Examine the material below. Gather every line in which the string "Events" appears.

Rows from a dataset
####
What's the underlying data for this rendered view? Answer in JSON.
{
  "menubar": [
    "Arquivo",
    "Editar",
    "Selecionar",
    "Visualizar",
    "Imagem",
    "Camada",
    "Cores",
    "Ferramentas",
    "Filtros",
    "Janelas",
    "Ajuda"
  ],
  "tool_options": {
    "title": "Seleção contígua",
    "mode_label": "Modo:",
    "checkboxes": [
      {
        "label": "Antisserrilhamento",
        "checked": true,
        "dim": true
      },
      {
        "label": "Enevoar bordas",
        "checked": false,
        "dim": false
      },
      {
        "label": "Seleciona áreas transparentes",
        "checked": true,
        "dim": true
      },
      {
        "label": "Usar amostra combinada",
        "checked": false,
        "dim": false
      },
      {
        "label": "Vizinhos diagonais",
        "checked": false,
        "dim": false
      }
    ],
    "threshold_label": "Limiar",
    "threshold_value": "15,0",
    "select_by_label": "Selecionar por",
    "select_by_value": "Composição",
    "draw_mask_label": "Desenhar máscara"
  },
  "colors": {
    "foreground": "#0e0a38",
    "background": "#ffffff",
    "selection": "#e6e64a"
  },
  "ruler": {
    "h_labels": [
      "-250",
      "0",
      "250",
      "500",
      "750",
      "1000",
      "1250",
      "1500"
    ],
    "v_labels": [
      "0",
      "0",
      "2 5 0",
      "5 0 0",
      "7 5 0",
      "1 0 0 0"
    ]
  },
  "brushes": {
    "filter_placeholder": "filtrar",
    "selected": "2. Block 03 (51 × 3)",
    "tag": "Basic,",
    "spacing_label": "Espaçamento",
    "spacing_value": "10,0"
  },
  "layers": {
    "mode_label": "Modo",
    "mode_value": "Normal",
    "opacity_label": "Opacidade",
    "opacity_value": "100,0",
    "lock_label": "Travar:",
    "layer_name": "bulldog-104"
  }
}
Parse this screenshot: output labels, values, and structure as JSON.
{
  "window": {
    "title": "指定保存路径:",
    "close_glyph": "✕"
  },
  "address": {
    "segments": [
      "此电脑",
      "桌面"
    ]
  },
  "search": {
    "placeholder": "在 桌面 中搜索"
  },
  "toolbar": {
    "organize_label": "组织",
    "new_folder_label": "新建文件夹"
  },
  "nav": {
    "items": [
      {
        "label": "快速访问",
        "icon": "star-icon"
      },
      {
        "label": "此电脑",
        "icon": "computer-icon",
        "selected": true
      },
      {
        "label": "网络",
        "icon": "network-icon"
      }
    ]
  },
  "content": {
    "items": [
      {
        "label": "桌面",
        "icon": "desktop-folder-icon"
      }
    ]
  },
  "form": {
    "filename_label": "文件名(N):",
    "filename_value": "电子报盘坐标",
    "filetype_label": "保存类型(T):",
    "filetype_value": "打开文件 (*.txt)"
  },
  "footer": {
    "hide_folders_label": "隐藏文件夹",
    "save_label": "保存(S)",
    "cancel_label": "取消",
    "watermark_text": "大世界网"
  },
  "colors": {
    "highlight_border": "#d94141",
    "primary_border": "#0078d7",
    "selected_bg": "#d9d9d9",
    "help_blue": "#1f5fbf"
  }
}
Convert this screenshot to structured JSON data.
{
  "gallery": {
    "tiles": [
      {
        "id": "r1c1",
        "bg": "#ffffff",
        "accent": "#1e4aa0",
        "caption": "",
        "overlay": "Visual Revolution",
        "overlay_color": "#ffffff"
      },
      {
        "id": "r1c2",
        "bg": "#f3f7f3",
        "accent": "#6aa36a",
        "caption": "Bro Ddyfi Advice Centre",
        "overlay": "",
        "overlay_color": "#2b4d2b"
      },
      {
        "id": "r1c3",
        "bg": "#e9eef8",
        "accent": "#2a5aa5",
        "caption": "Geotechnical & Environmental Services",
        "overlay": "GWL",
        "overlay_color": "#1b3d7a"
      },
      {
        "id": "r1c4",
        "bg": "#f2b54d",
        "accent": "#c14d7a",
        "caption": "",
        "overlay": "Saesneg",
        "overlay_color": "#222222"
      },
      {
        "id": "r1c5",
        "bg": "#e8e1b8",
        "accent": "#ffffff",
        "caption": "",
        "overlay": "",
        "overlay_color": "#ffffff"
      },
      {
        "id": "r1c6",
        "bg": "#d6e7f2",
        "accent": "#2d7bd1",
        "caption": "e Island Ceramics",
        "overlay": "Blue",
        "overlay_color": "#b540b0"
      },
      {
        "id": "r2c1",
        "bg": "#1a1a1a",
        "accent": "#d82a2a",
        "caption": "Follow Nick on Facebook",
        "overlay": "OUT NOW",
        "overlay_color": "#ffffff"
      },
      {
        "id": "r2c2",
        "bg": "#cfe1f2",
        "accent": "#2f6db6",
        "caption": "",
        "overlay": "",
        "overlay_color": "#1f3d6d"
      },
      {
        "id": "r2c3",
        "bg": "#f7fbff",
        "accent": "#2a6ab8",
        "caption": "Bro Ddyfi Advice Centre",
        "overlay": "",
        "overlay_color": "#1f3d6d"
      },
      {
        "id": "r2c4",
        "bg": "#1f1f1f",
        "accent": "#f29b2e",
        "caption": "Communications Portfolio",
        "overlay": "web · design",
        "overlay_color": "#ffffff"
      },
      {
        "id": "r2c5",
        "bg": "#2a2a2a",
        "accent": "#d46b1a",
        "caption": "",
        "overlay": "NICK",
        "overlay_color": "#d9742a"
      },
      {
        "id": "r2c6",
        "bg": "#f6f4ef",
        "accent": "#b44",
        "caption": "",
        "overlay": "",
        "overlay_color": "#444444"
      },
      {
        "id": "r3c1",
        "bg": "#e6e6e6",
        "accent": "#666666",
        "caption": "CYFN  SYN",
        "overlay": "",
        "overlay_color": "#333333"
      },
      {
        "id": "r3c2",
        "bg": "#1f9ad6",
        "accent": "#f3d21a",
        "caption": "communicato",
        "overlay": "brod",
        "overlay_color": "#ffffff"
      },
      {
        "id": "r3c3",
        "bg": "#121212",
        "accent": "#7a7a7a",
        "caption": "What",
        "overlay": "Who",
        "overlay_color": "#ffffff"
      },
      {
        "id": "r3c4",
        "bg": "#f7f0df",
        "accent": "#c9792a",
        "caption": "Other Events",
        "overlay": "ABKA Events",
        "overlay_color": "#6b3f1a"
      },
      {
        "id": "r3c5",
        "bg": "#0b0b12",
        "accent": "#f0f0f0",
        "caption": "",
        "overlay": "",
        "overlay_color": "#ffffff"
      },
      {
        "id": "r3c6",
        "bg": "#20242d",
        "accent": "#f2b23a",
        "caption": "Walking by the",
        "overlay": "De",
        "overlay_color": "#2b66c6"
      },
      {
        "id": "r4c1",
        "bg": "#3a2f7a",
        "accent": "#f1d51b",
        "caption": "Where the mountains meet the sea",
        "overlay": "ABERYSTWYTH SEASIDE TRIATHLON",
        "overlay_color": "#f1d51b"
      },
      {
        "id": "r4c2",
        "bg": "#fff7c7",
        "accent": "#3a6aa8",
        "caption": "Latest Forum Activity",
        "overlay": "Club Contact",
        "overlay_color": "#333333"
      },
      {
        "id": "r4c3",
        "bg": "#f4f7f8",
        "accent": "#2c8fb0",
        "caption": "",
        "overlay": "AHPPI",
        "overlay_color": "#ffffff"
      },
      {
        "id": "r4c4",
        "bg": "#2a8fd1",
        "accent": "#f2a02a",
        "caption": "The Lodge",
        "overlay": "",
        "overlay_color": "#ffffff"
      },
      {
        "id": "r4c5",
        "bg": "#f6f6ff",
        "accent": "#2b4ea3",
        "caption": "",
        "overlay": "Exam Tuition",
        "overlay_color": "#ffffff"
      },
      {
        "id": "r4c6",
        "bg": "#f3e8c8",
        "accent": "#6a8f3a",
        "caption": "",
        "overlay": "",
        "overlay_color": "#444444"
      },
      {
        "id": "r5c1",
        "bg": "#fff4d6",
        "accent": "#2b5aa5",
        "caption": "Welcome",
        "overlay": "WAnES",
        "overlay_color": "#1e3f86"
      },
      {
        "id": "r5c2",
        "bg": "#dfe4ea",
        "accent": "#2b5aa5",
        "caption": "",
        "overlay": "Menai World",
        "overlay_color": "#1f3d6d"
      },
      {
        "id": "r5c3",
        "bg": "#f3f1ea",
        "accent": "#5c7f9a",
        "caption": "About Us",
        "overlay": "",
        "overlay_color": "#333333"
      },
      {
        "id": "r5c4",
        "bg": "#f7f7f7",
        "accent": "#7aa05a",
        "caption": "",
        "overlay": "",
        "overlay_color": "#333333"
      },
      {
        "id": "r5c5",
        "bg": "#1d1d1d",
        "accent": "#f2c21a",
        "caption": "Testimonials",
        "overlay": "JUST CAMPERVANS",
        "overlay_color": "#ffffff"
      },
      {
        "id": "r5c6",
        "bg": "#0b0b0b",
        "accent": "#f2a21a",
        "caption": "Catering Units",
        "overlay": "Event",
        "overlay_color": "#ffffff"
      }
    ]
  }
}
####
◆ Output of the exercise:
        "caption": "Other Events",
        "overlay": "ABKA Events",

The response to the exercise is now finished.